- _Assignment_:
Among the entries, find each line that includes the string "jejich" and list it.

- _Excerpted records_:
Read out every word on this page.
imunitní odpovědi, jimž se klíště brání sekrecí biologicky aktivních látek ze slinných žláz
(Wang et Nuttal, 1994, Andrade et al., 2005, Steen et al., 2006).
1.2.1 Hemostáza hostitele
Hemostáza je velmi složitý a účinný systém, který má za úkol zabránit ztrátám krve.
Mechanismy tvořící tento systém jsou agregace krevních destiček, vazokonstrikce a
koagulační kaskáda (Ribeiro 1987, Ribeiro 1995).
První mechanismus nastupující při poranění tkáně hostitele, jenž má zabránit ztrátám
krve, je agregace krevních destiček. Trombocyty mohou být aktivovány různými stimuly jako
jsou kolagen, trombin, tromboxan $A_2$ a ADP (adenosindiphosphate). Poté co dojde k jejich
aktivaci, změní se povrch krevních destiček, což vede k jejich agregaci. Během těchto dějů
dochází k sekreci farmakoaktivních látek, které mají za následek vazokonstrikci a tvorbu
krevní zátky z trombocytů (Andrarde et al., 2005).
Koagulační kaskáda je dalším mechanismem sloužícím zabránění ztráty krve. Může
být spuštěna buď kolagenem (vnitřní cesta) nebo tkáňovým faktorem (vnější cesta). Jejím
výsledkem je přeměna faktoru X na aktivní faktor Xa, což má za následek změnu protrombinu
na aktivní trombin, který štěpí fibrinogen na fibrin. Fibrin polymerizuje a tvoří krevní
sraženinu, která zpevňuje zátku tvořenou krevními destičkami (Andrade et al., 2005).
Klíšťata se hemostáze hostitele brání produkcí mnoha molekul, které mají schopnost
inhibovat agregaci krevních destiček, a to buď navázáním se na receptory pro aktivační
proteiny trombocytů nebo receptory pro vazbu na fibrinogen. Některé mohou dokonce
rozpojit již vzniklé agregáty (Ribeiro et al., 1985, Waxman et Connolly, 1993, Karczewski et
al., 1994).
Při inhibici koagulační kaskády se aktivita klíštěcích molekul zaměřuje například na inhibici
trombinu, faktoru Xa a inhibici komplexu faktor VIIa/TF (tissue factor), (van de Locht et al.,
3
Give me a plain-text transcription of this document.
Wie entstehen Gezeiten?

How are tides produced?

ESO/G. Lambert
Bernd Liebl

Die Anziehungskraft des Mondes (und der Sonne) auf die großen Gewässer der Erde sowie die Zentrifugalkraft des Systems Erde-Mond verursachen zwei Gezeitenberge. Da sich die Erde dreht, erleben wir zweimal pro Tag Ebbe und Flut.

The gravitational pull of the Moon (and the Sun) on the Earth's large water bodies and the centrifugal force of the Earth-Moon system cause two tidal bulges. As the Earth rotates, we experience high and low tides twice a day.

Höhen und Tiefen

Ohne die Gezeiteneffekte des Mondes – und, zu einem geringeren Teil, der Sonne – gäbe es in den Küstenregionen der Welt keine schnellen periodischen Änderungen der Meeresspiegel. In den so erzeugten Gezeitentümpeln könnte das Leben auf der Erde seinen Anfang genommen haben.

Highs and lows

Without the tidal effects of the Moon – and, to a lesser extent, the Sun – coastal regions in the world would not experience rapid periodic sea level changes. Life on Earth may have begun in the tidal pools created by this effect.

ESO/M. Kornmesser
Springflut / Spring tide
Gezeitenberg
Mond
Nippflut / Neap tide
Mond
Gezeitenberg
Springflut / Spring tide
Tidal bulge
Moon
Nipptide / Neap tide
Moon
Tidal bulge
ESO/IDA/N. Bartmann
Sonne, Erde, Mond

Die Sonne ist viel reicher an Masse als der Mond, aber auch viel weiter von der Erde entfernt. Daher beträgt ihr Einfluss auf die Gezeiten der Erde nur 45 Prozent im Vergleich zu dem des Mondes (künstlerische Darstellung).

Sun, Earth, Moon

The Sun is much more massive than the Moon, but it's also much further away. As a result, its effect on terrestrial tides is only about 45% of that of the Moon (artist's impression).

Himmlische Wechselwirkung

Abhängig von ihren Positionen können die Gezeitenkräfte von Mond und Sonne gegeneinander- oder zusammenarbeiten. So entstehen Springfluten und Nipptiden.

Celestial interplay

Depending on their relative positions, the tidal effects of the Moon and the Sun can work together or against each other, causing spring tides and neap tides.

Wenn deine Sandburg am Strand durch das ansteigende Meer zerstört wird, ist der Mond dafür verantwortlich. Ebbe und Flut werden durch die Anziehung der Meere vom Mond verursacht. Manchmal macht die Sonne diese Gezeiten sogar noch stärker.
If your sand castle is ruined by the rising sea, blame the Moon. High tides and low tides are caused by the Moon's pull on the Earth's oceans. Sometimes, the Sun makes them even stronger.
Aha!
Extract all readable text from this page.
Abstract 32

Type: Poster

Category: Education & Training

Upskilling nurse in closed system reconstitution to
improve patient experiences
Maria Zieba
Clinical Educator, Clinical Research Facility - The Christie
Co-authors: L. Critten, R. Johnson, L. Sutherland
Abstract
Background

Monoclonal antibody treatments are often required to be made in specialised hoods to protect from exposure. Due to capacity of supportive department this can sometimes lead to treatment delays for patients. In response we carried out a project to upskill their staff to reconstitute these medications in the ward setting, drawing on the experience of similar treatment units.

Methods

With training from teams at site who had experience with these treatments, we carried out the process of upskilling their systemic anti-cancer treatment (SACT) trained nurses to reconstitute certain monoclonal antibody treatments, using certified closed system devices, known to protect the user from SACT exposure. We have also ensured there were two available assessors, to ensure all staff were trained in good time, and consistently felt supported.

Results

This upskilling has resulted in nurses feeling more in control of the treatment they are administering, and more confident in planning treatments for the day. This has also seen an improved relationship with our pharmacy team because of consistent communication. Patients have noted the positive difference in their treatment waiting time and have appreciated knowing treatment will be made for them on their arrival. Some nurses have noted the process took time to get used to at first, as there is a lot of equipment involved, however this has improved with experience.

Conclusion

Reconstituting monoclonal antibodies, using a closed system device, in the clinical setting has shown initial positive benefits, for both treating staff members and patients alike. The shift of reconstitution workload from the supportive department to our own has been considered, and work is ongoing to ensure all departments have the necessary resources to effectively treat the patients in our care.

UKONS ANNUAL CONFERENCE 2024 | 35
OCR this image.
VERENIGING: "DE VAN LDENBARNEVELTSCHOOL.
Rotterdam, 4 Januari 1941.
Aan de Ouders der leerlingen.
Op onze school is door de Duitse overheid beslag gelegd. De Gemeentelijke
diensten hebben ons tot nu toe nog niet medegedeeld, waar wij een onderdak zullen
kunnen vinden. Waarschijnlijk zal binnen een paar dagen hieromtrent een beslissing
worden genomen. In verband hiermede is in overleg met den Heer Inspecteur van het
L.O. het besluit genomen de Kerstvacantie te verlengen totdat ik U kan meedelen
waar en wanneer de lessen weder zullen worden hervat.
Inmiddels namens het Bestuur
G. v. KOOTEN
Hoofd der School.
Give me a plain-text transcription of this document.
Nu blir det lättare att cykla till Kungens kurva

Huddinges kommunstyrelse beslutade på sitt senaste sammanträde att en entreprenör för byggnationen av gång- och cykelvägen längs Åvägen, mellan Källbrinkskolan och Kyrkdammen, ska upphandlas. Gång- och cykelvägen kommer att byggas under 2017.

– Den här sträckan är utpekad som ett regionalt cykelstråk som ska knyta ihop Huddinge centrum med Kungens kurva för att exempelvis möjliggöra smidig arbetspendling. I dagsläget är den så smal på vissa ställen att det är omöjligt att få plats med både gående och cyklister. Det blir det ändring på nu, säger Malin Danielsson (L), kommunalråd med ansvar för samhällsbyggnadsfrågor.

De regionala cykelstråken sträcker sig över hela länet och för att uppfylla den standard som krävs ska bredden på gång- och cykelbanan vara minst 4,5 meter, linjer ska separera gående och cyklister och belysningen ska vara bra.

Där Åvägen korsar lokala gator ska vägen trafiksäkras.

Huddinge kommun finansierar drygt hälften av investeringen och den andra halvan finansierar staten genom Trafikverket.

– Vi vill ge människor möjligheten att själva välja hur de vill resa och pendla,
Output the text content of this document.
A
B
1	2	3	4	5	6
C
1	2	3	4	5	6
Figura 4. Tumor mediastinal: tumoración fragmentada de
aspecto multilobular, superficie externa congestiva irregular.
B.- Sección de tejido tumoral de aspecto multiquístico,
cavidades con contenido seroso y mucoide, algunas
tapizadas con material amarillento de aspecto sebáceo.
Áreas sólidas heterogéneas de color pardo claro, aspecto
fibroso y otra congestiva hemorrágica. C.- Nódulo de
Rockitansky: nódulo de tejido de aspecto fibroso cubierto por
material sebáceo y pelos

- _Reply_:
jsou kolagen, trombin, tromboxan $A_2$ a ADP (adenosindiphosphate). Poté co dojde k jejich
aktivaci, změní se povrch krevních destiček, což vede k jejich agregaci. Během těchto dějů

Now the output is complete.